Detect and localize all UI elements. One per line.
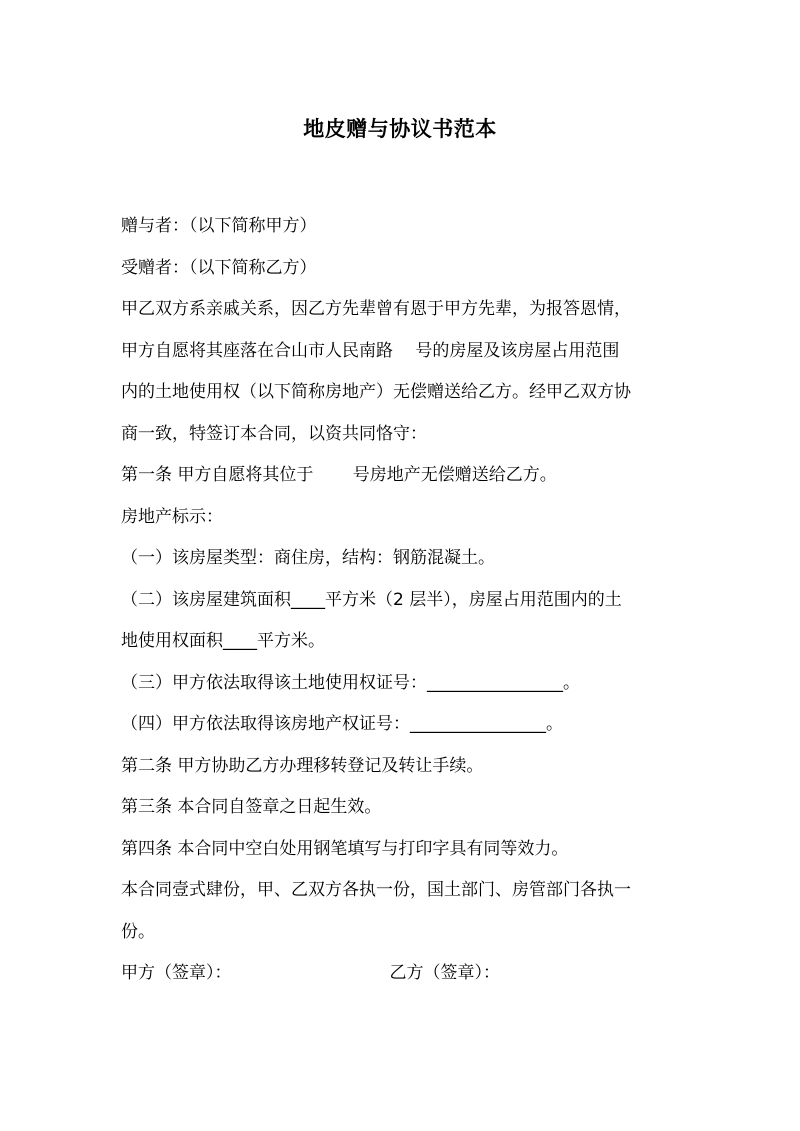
intro-line-3: 内的土地使用权（以下简称房地产）无偿赠送给乙方。经甲乙双方协 bbox=[121, 382, 631, 402]
intro-line-2: 甲方自愿将其座落在合山市人民南路 号的房屋及该房屋占用范围 bbox=[121, 340, 620, 361]
article-2: 第二条 甲方协助乙方办理移转登记及转让手续。 bbox=[121, 755, 484, 776]
property-item-2 bbox=[121, 580, 687, 663]
article-1: 第一条 甲方自愿将其位于 号房地产无偿赠送给乙方。 bbox=[121, 465, 557, 485]
party-b-signature-label: 乙方（签章）： bbox=[389, 963, 500, 983]
copies-paragraph bbox=[121, 870, 687, 953]
donee-line: 受赠者：（以下简称乙方） bbox=[121, 257, 317, 278]
intro-line-1: 甲乙双方系亲戚关系，因乙方先辈曾有恩于甲方先辈，为报答恩情， bbox=[121, 299, 631, 319]
document-body bbox=[121, 206, 687, 995]
property-item-4: （四）甲方依法取得该房地产权证号：________________。 bbox=[121, 714, 563, 734]
intro-paragraph bbox=[121, 289, 687, 455]
article-3: 第三条 本合同自签章之日起生效。 bbox=[121, 797, 382, 817]
property-item-2-line-2: 地使用权面积____平方米。 bbox=[121, 631, 325, 651]
donor-line: 赠与者：（以下简称甲方） bbox=[121, 216, 317, 236]
property-item-3: （三）甲方依法取得该土地使用权证号：________________。 bbox=[121, 672, 580, 693]
property-label: 房地产标示： bbox=[121, 506, 223, 527]
article-4: 第四条 本合同中空白处用钢笔填写与打印字具有同等效力。 bbox=[121, 838, 569, 859]
copies-line-2: 份。 bbox=[121, 921, 155, 942]
property-item-1: （一）该房屋类型：商住房，结构：钢筋混凝土。 bbox=[121, 548, 495, 568]
document-title: 地皮赠与协议书范本 bbox=[303, 117, 497, 141]
copies-line-1: 本合同壹式肆份，甲、乙双方各执一份，国土部门、房管部门各执一 bbox=[121, 880, 631, 900]
party-a-signature-label: 甲方（签章）： bbox=[121, 963, 232, 983]
property-item-2-line-1: （二）该房屋建筑面积____平方米（2 层半），房屋占用范围内的土 bbox=[121, 589, 622, 610]
intro-line-4: 商一致，特签订本合同，以资共同恪守： bbox=[121, 423, 427, 444]
signature-row bbox=[121, 953, 687, 995]
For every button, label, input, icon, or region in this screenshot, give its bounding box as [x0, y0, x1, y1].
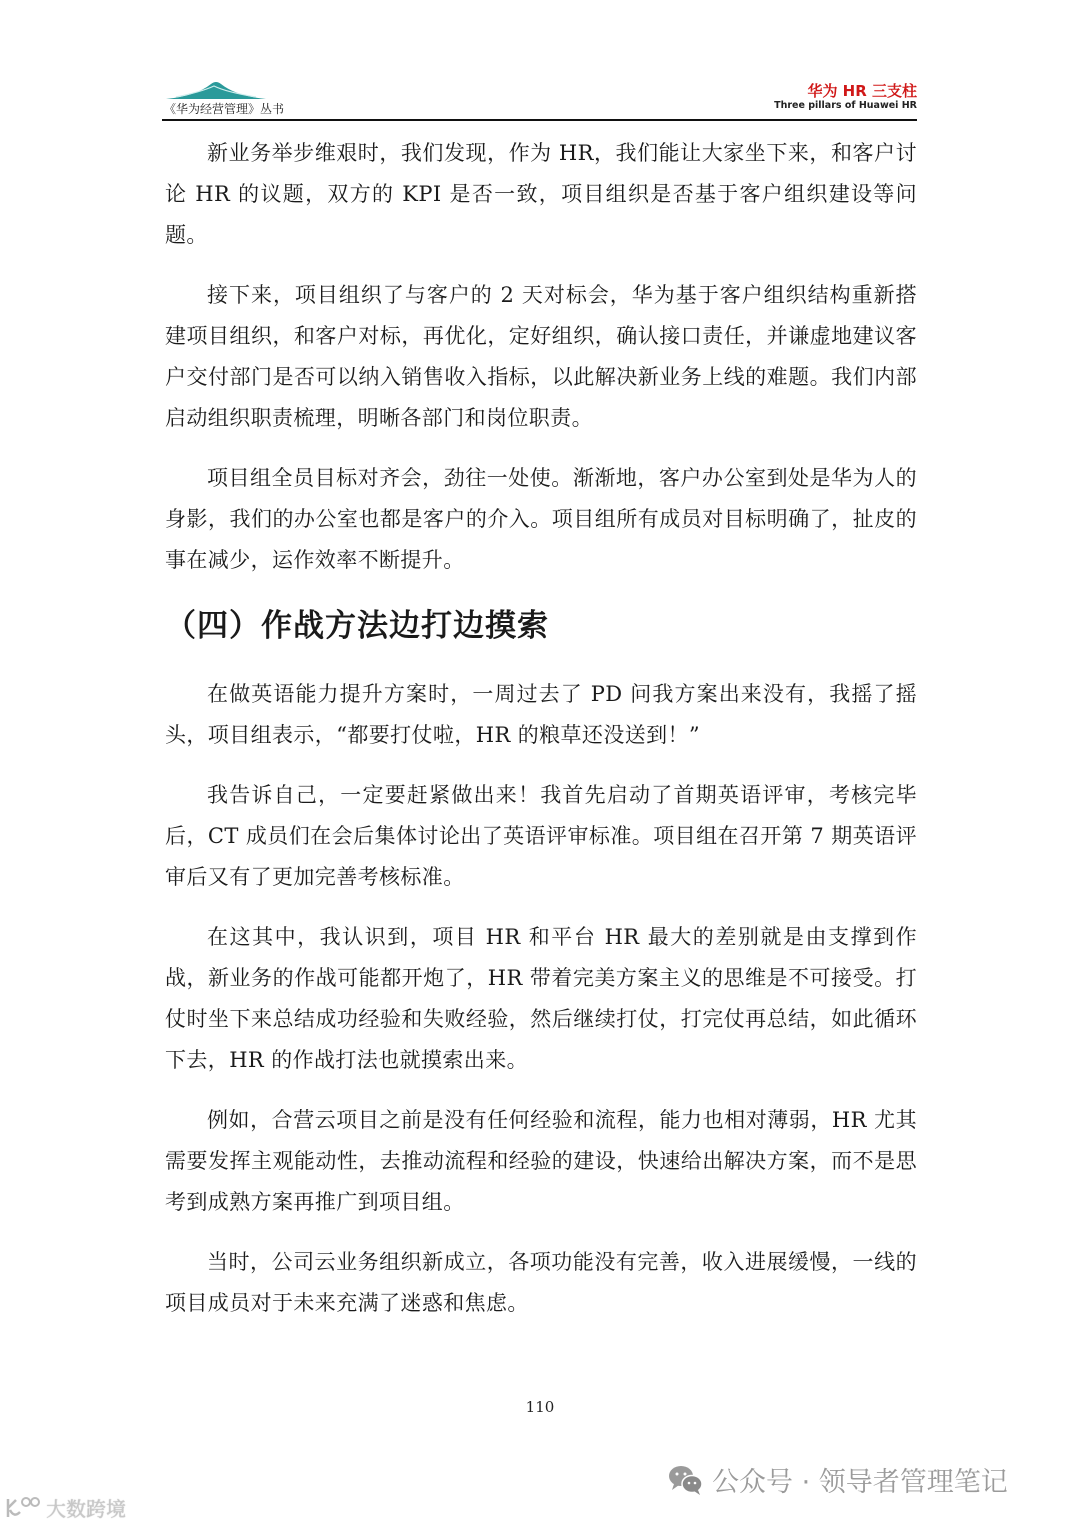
++++++
* _任务说明_
把从包含“382, 631, 402]”的那一行到包含“donee-line: 受赠者：（以下简称乙方） bbox=[121, 257, 317, 278]”的那一行（首尾两行都算）列成编号列表，空行略去不列。

* _最终结果_
1. intro-line-3: 内的土地使用权（以下简称房地产）无偿赠送给乙方。经甲乙双方协 bbox=[121, 382, 631, 402]
2. intro-line-2: 甲方自愿将其座落在合山市人民南路 号的房屋及该房屋占用范围 bbox=[121, 340, 620, 361]
3. article-2: 第二条 甲方协助乙方办理移转登记及转让手续。 bbox=[121, 755, 484, 776]
4. property-item-2 bbox=[121, 580, 687, 663]
5. article-1: 第一条 甲方自愿将其位于 号房地产无偿赠送给乙方。 bbox=[121, 465, 557, 485]
6. party-b-signature-label: 乙方（签章）： bbox=[389, 963, 500, 983]
7. copies-paragraph bbox=[121, 870, 687, 953]
8. donee-line: 受赠者：（以下简称乙方） bbox=[121, 257, 317, 278]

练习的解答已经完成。